-- START OF DATA TO PROCESS --

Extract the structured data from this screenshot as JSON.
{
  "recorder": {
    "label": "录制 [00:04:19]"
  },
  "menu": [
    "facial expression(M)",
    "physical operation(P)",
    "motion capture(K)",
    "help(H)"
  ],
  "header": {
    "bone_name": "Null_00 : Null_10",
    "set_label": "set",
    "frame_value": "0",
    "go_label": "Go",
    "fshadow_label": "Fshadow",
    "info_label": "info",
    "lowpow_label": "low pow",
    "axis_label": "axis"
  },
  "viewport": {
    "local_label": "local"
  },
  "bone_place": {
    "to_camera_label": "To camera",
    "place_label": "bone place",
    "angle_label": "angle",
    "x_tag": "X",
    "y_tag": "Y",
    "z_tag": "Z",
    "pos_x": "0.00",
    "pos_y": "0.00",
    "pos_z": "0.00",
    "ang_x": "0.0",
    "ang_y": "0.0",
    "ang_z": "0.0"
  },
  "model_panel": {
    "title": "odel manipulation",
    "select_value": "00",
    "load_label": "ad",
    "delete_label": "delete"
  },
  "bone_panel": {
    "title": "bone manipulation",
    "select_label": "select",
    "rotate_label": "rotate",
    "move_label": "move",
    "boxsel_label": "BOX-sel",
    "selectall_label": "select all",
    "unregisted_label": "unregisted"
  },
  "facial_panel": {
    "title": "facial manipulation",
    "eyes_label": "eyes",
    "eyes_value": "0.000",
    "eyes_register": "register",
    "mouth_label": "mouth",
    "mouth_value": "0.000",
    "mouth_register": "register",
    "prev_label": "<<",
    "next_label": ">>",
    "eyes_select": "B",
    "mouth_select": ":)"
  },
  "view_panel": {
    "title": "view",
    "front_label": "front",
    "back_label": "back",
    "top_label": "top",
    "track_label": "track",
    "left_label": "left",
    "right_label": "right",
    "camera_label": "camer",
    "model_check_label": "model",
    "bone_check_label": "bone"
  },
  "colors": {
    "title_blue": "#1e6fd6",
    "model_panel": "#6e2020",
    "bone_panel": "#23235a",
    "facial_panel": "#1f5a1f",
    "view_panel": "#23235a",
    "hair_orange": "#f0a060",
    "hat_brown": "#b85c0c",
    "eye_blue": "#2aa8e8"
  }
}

-- END OF DATA TO PROCESS --

STATED TASK:
Find every line in the records above that holds the word "register", and copy each one.

RESPONSE:
    "eyes_register": "register",
    "mouth_register": "register",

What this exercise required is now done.